### Source material
(begin)

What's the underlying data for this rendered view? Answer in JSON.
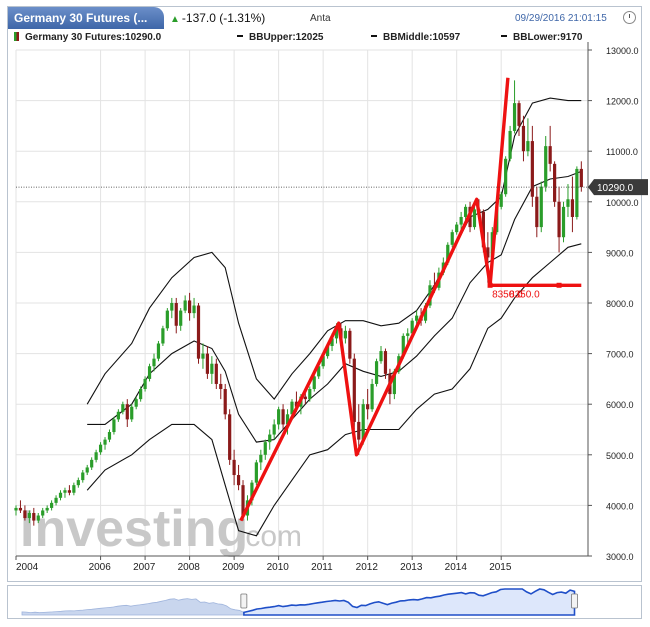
{
  "header": {
    "instrument_tab": "Germany 30 Futures (...",
    "change_text": "-137.0 (-1.31%)",
    "change_icon": "triangle-up-icon",
    "source": "Anta",
    "datetime": "09/29/2016 21:01:15",
    "clock_icon": "clock-icon"
  },
  "legend": {
    "price": "Germany 30 Futures:10290.0",
    "bb_upper": "BBUpper:12025",
    "bb_middle": "BBMiddle:10597",
    "bb_lower": "BBLower:9170"
  },
  "watermark": {
    "brand": "Investing",
    "suffix": ".com"
  },
  "price_tag": "10290.0",
  "colors": {
    "up": "#2a9d2a",
    "down": "#8b1a1a",
    "trend": "#ee1111",
    "band": "#111111",
    "header": "#3e66a8",
    "navigator": "#1f4fc8"
  },
  "chart_data": {
    "type": "candlestick",
    "x_tick_labels": [
      "2004",
      "2006",
      "2007",
      "2008",
      "2009",
      "2010",
      "2011",
      "2012",
      "2013",
      "2014",
      "2015"
    ],
    "y_tick_labels": [
      "3000.0",
      "4000.0",
      "5000.0",
      "6000.0",
      "7000.0",
      "8000.0",
      "9000.0",
      "10000.0",
      "11000.0",
      "12000.0",
      "13000.0"
    ],
    "ylim": [
      3000,
      13000
    ],
    "xlim": [
      2004.0,
      2016.85
    ],
    "last_price": 10290.0,
    "support_level": 8350.0,
    "support_labels": [
      "8350.0",
      "8350.0"
    ],
    "bb_upper": [
      [
        2005.6,
        6000
      ],
      [
        2006.0,
        6600
      ],
      [
        2006.6,
        7200
      ],
      [
        2007.0,
        7900
      ],
      [
        2007.5,
        8500
      ],
      [
        2008.0,
        8900
      ],
      [
        2008.4,
        9000
      ],
      [
        2008.7,
        8700
      ],
      [
        2009.0,
        7600
      ],
      [
        2009.4,
        6500
      ],
      [
        2009.8,
        6100
      ],
      [
        2010.2,
        6600
      ],
      [
        2010.6,
        7000
      ],
      [
        2011.0,
        7450
      ],
      [
        2011.4,
        7650
      ],
      [
        2011.8,
        7650
      ],
      [
        2012.2,
        7550
      ],
      [
        2012.6,
        7600
      ],
      [
        2013.0,
        7850
      ],
      [
        2013.4,
        8350
      ],
      [
        2013.8,
        9000
      ],
      [
        2014.2,
        9700
      ],
      [
        2014.6,
        9850
      ],
      [
        2014.9,
        10100
      ],
      [
        2015.2,
        11300
      ],
      [
        2015.6,
        11950
      ],
      [
        2016.0,
        12050
      ],
      [
        2016.4,
        12000
      ],
      [
        2016.7,
        12000
      ]
    ],
    "bb_middle": [
      [
        2005.6,
        5600
      ],
      [
        2006.0,
        5600
      ],
      [
        2006.6,
        6000
      ],
      [
        2007.0,
        6600
      ],
      [
        2007.5,
        7000
      ],
      [
        2008.0,
        7250
      ],
      [
        2008.4,
        7100
      ],
      [
        2008.7,
        6650
      ],
      [
        2009.0,
        5800
      ],
      [
        2009.4,
        5250
      ],
      [
        2009.8,
        5300
      ],
      [
        2010.2,
        5700
      ],
      [
        2010.6,
        6100
      ],
      [
        2011.0,
        6400
      ],
      [
        2011.4,
        6800
      ],
      [
        2011.8,
        6650
      ],
      [
        2012.2,
        6550
      ],
      [
        2012.6,
        6650
      ],
      [
        2013.0,
        6950
      ],
      [
        2013.4,
        7350
      ],
      [
        2013.8,
        7700
      ],
      [
        2014.2,
        8400
      ],
      [
        2014.6,
        8800
      ],
      [
        2014.9,
        8950
      ],
      [
        2015.2,
        9650
      ],
      [
        2015.6,
        10300
      ],
      [
        2016.0,
        10450
      ],
      [
        2016.4,
        10500
      ],
      [
        2016.7,
        10600
      ]
    ],
    "bb_lower": [
      [
        2005.6,
        4300
      ],
      [
        2006.0,
        4700
      ],
      [
        2006.6,
        5000
      ],
      [
        2007.0,
        5300
      ],
      [
        2007.5,
        5600
      ],
      [
        2008.0,
        5600
      ],
      [
        2008.4,
        5300
      ],
      [
        2008.7,
        4400
      ],
      [
        2009.0,
        3500
      ],
      [
        2009.4,
        3400
      ],
      [
        2009.8,
        4000
      ],
      [
        2010.2,
        4500
      ],
      [
        2010.6,
        5000
      ],
      [
        2011.0,
        5100
      ],
      [
        2011.4,
        5400
      ],
      [
        2011.8,
        5500
      ],
      [
        2012.2,
        5500
      ],
      [
        2012.6,
        5500
      ],
      [
        2013.0,
        5900
      ],
      [
        2013.4,
        6200
      ],
      [
        2013.8,
        6300
      ],
      [
        2014.2,
        6700
      ],
      [
        2014.6,
        7500
      ],
      [
        2014.9,
        7700
      ],
      [
        2015.2,
        8100
      ],
      [
        2015.6,
        8500
      ],
      [
        2016.0,
        8800
      ],
      [
        2016.4,
        9100
      ],
      [
        2016.7,
        9170
      ]
    ],
    "trend_lines": [
      [
        [
          2009.05,
          3700
        ],
        [
          2011.25,
          7600
        ],
        [
          2011.65,
          5000
        ],
        [
          2014.35,
          10050
        ],
        [
          2014.65,
          8350
        ],
        [
          2015.05,
          12450
        ]
      ],
      [
        [
          2014.65,
          8350
        ],
        [
          2016.7,
          8350
        ]
      ]
    ],
    "candles": [
      [
        2004.0,
        3900,
        4000,
        3800,
        3950
      ],
      [
        2004.1,
        3950,
        4100,
        3850,
        3900
      ],
      [
        2004.2,
        3900,
        4000,
        3700,
        3750
      ],
      [
        2004.3,
        3750,
        3900,
        3650,
        3850
      ],
      [
        2004.4,
        3850,
        3950,
        3600,
        3700
      ],
      [
        2004.5,
        3700,
        3850,
        3650,
        3800
      ],
      [
        2004.6,
        3800,
        3950,
        3750,
        3900
      ],
      [
        2004.7,
        3900,
        4000,
        3850,
        3950
      ],
      [
        2004.8,
        3950,
        4100,
        3900,
        4050
      ],
      [
        2004.9,
        4050,
        4200,
        4000,
        4150
      ],
      [
        2005.0,
        4150,
        4300,
        4100,
        4250
      ],
      [
        2005.1,
        4250,
        4350,
        4150,
        4300
      ],
      [
        2005.2,
        4300,
        4400,
        4200,
        4250
      ],
      [
        2005.3,
        4250,
        4450,
        4200,
        4400
      ],
      [
        2005.4,
        4400,
        4550,
        4350,
        4500
      ],
      [
        2005.5,
        4500,
        4700,
        4450,
        4650
      ],
      [
        2005.6,
        4650,
        4800,
        4600,
        4750
      ],
      [
        2005.7,
        4750,
        4950,
        4700,
        4900
      ],
      [
        2005.8,
        4900,
        5100,
        4850,
        5050
      ],
      [
        2005.9,
        5050,
        5250,
        5000,
        5200
      ],
      [
        2006.0,
        5200,
        5350,
        5100,
        5300
      ],
      [
        2006.1,
        5300,
        5500,
        5250,
        5450
      ],
      [
        2006.2,
        5450,
        5750,
        5400,
        5700
      ],
      [
        2006.3,
        5700,
        5900,
        5650,
        5850
      ],
      [
        2006.4,
        5850,
        6050,
        5800,
        6000
      ],
      [
        2006.5,
        6000,
        6100,
        5550,
        5700
      ],
      [
        2006.6,
        5700,
        6000,
        5650,
        5950
      ],
      [
        2006.7,
        5950,
        6150,
        5900,
        6100
      ],
      [
        2006.8,
        6100,
        6350,
        6050,
        6300
      ],
      [
        2006.9,
        6300,
        6550,
        6250,
        6500
      ],
      [
        2007.0,
        6500,
        6800,
        6450,
        6750
      ],
      [
        2007.1,
        6750,
        7000,
        6650,
        6900
      ],
      [
        2007.2,
        6900,
        7250,
        6850,
        7200
      ],
      [
        2007.3,
        7200,
        7550,
        7150,
        7500
      ],
      [
        2007.4,
        7500,
        7900,
        7450,
        7850
      ],
      [
        2007.5,
        7850,
        8100,
        7700,
        8000
      ],
      [
        2007.6,
        8000,
        8100,
        7400,
        7550
      ],
      [
        2007.7,
        7550,
        7900,
        7450,
        7850
      ],
      [
        2007.8,
        7850,
        8150,
        7800,
        8050
      ],
      [
        2007.9,
        8050,
        8200,
        7650,
        7800
      ],
      [
        2008.0,
        7800,
        8100,
        7700,
        7950
      ],
      [
        2008.1,
        7950,
        8000,
        6800,
        6900
      ],
      [
        2008.2,
        6900,
        7200,
        6700,
        7000
      ],
      [
        2008.3,
        7000,
        7150,
        6500,
        6600
      ],
      [
        2008.4,
        6600,
        6950,
        6400,
        6800
      ],
      [
        2008.5,
        6800,
        6900,
        6300,
        6400
      ],
      [
        2008.6,
        6400,
        6600,
        6100,
        6300
      ],
      [
        2008.7,
        6300,
        6400,
        5700,
        5800
      ],
      [
        2008.8,
        5800,
        5900,
        4800,
        4900
      ],
      [
        2008.9,
        4900,
        5100,
        4400,
        4600
      ],
      [
        2009.0,
        4600,
        4800,
        4300,
        4400
      ],
      [
        2009.1,
        4400,
        4500,
        3700,
        3800
      ],
      [
        2009.2,
        3800,
        4200,
        3700,
        4100
      ],
      [
        2009.3,
        4100,
        4500,
        4000,
        4450
      ],
      [
        2009.4,
        4450,
        4900,
        4400,
        4850
      ],
      [
        2009.5,
        4850,
        5100,
        4700,
        5000
      ],
      [
        2009.6,
        5000,
        5300,
        4900,
        5250
      ],
      [
        2009.7,
        5250,
        5500,
        5100,
        5400
      ],
      [
        2009.8,
        5400,
        5700,
        5300,
        5600
      ],
      [
        2009.9,
        5600,
        5950,
        5500,
        5900
      ],
      [
        2010.0,
        5900,
        6000,
        5500,
        5600
      ],
      [
        2010.1,
        5600,
        5900,
        5400,
        5800
      ],
      [
        2010.2,
        5800,
        6100,
        5750,
        6050
      ],
      [
        2010.3,
        6050,
        6250,
        5850,
        5950
      ],
      [
        2010.4,
        5950,
        6200,
        5800,
        6150
      ],
      [
        2010.5,
        6150,
        6300,
        6000,
        6100
      ],
      [
        2010.6,
        6100,
        6350,
        6050,
        6300
      ],
      [
        2010.7,
        6300,
        6600,
        6250,
        6550
      ],
      [
        2010.8,
        6550,
        6800,
        6500,
        6750
      ],
      [
        2010.9,
        6750,
        7000,
        6700,
        6950
      ],
      [
        2011.0,
        6950,
        7200,
        6900,
        7150
      ],
      [
        2011.1,
        7150,
        7400,
        7050,
        7300
      ],
      [
        2011.2,
        7300,
        7600,
        7200,
        7500
      ],
      [
        2011.3,
        7500,
        7600,
        7150,
        7300
      ],
      [
        2011.4,
        7300,
        7550,
        7200,
        7450
      ],
      [
        2011.5,
        7450,
        7500,
        6800,
        6900
      ],
      [
        2011.6,
        6900,
        7000,
        5500,
        5650
      ],
      [
        2011.7,
        5650,
        6000,
        5000,
        5300
      ],
      [
        2011.8,
        5300,
        6100,
        5200,
        6000
      ],
      [
        2011.9,
        6000,
        6300,
        5700,
        5900
      ],
      [
        2012.0,
        5900,
        6500,
        5850,
        6400
      ],
      [
        2012.1,
        6400,
        6900,
        6350,
        6850
      ],
      [
        2012.2,
        6850,
        7150,
        6800,
        7050
      ],
      [
        2012.3,
        7050,
        7100,
        6500,
        6600
      ],
      [
        2012.4,
        6600,
        6700,
        6000,
        6200
      ],
      [
        2012.5,
        6200,
        6700,
        6100,
        6650
      ],
      [
        2012.6,
        6650,
        7000,
        6600,
        6950
      ],
      [
        2012.7,
        6950,
        7400,
        6900,
        7350
      ],
      [
        2012.8,
        7350,
        7500,
        7200,
        7400
      ],
      [
        2012.9,
        7400,
        7700,
        7350,
        7650
      ],
      [
        2013.0,
        7650,
        7850,
        7550,
        7750
      ],
      [
        2013.1,
        7750,
        7900,
        7550,
        7650
      ],
      [
        2013.2,
        7650,
        8000,
        7600,
        7950
      ],
      [
        2013.3,
        7950,
        8450,
        7900,
        8350
      ],
      [
        2013.4,
        8350,
        8600,
        8200,
        8300
      ],
      [
        2013.5,
        8300,
        8700,
        8250,
        8600
      ],
      [
        2013.6,
        8600,
        8900,
        8550,
        8800
      ],
      [
        2013.7,
        8800,
        9200,
        8750,
        9150
      ],
      [
        2013.8,
        9150,
        9450,
        9100,
        9400
      ],
      [
        2013.9,
        9400,
        9600,
        9350,
        9550
      ],
      [
        2014.0,
        9550,
        9800,
        9400,
        9700
      ],
      [
        2014.1,
        9700,
        9950,
        9600,
        9900
      ],
      [
        2014.2,
        9900,
        10000,
        9400,
        9500
      ],
      [
        2014.3,
        9500,
        9900,
        9450,
        9850
      ],
      [
        2014.4,
        9850,
        10050,
        9700,
        9800
      ],
      [
        2014.5,
        9800,
        9850,
        9000,
        9100
      ],
      [
        2014.6,
        9100,
        9400,
        8400,
        8900
      ],
      [
        2014.7,
        8900,
        9500,
        8850,
        9400
      ],
      [
        2014.8,
        9400,
        9950,
        9350,
        9900
      ],
      [
        2014.9,
        9900,
        10200,
        9850,
        10150
      ],
      [
        2015.0,
        10150,
        10900,
        10100,
        10850
      ],
      [
        2015.1,
        10850,
        11500,
        10800,
        11400
      ],
      [
        2015.2,
        11400,
        12400,
        11350,
        11950
      ],
      [
        2015.3,
        11950,
        12000,
        11300,
        11500
      ],
      [
        2015.4,
        11500,
        11700,
        10800,
        11000
      ],
      [
        2015.5,
        11000,
        11650,
        10900,
        11200
      ],
      [
        2015.6,
        11200,
        11500,
        9900,
        10100
      ],
      [
        2015.7,
        10100,
        10300,
        9300,
        9500
      ],
      [
        2015.8,
        9500,
        10400,
        9400,
        10300
      ],
      [
        2015.9,
        10300,
        11300,
        10200,
        11100
      ],
      [
        2016.0,
        11100,
        11500,
        10600,
        10750
      ],
      [
        2016.1,
        10750,
        10800,
        9900,
        10000
      ],
      [
        2016.2,
        10000,
        10300,
        9000,
        9300
      ],
      [
        2016.3,
        9300,
        10000,
        9200,
        9900
      ],
      [
        2016.4,
        9900,
        10350,
        9700,
        10050
      ],
      [
        2016.5,
        10050,
        10500,
        9400,
        9700
      ],
      [
        2016.6,
        9700,
        10700,
        9650,
        10650
      ],
      [
        2016.7,
        10650,
        10800,
        10200,
        10290
      ]
    ]
  }
}
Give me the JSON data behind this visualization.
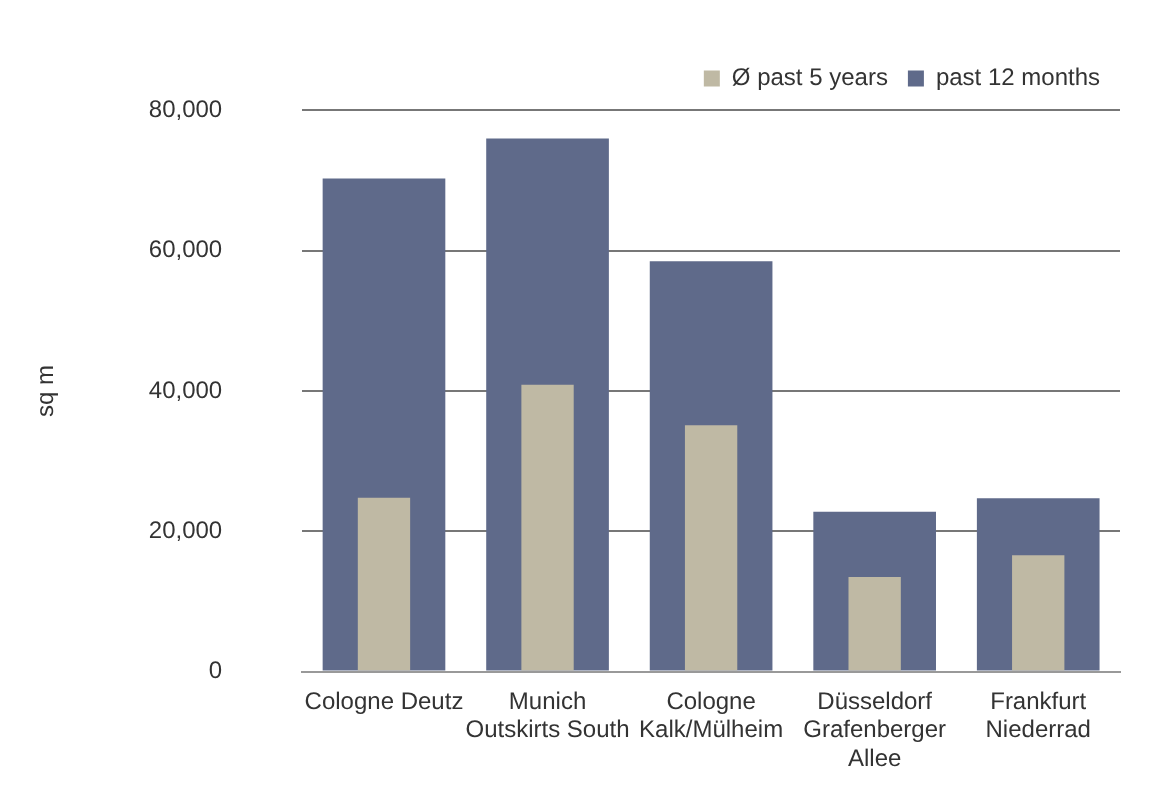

(end)

### Aim of the exercise
Using the listing above, pick out each line that contains the word "JSON", then copy it.

### Output of the exercise
What's the underlying data for this rendered view? Answer in JSON.
Give me the JSON data behind this visualization.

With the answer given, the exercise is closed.